#### DATA SHOWN:
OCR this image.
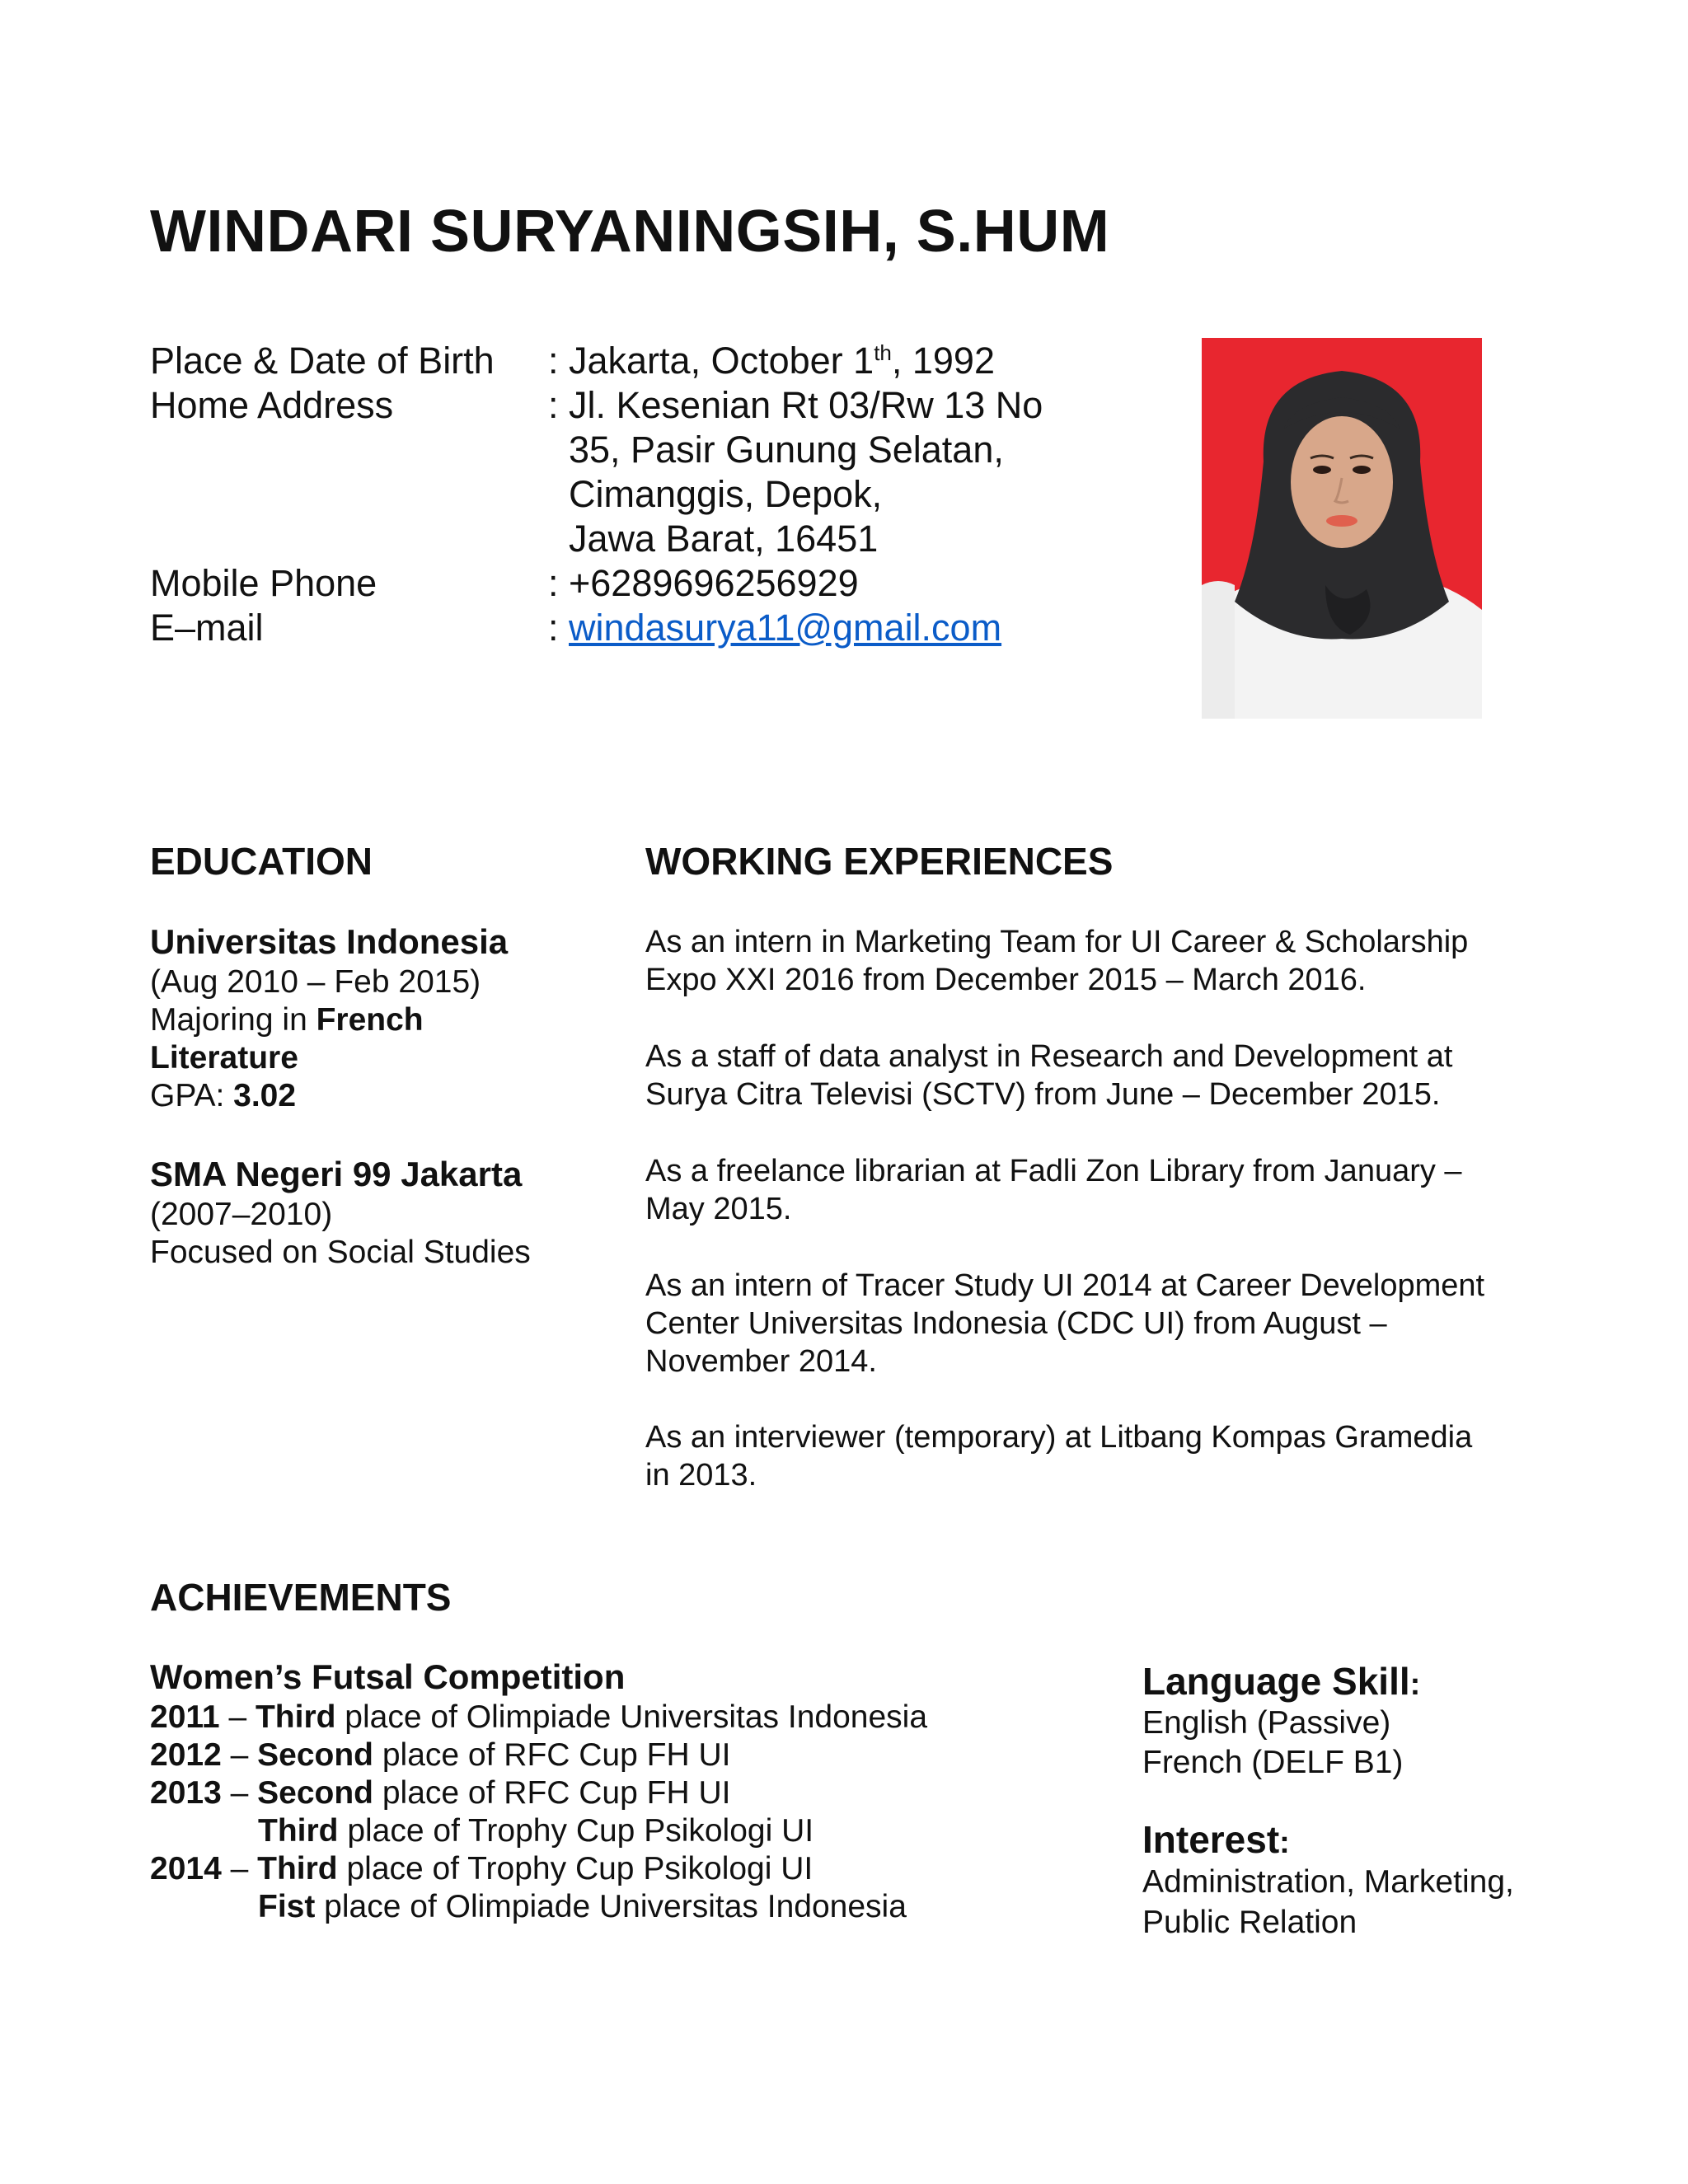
WINDARI SURYANINGSIH, S.HUM
Place & Date of Birth : Jakarta, October 1th, 1992
Home Address	: Jl. Kesenian Rt 03/Rw 13 No
35, Pasir Gunung Selatan,
Cimanggis, Depok,
Jawa Barat, 16451
Mobile Phone	: +6289696256929
E–mail	: windasurya11@gmail.com
EDUCATION
Universitas Indonesia
(Aug 2010 – Feb 2015)
Majoring in French
Literature
GPA: 3.02
SMA Negeri 99 Jakarta
(2007–2010)
Focused on Social Studies
WORKING EXPERIENCES
As an intern in Marketing Team for UI Career & Scholarship
Expo XXI 2016 from December 2015 – March 2016.
As a staff of data analyst in Research and Development at
Surya Citra Televisi (SCTV) from June – December 2015.
As a freelance librarian at Fadli Zon Library from January –
May 2015.
As an intern of Tracer Study UI 2014 at Career Development
Center Universitas Indonesia (CDC UI) from August –
November 2014.
As an interviewer (temporary) at Litbang Kompas Gramedia
in 2013.
ACHIEVEMENTS
Women’s Futsal Competition
2011 – Third place of Olimpiade Universitas Indonesia
2012 – Second place of RFC Cup FH UI
2013 – Second place of RFC Cup FH UI
Third place of Trophy Cup Psikologi UI
2014 – Third place of Trophy Cup Psikologi UI
Fist place of Olimpiade Universitas Indonesia
Language Skill:
English (Passive)
French (DELF B1)
Interest:
Administration, Marketing,
Public Relation
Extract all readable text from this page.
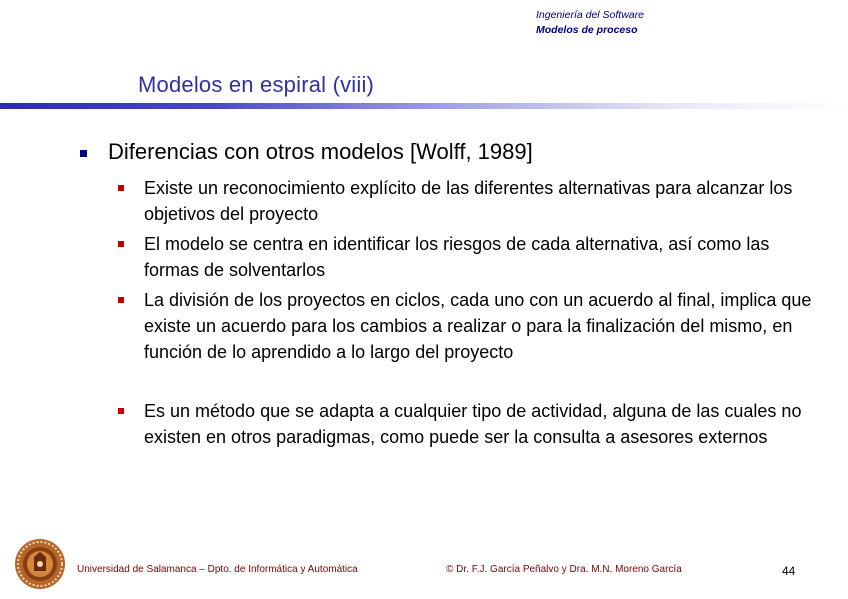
Ingeniería del Software
Modelos de proceso
Modelos en espiral (viii)
Diferencias con otros modelos [Wolff, 1989]
Existe un reconocimiento explícito de las diferentes alternativas para alcanzar los objetivos del proyecto
El modelo se centra en identificar los riesgos de cada alternativa, así como las formas de solventarlos
La división de los proyectos en ciclos, cada uno con un acuerdo al final, implica que existe un acuerdo para los cambios a realizar o para la finalización del mismo, en función de lo aprendido a lo largo del proyecto
Es un método que se adapta a cualquier tipo de actividad, alguna de las cuales no existen en otros paradigmas, como puede ser la consulta a asesores externos
Universidad de Salamanca – Dpto. de Informática y Automática	© Dr. F.J. García Peñalvo y Dra. M.N. Moreno García	44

#### GIVEN REQUEST:
Give the count of lines in the data above that hold the string "Universitas", with no additional words.

#### EXPECTED ANSWER:
4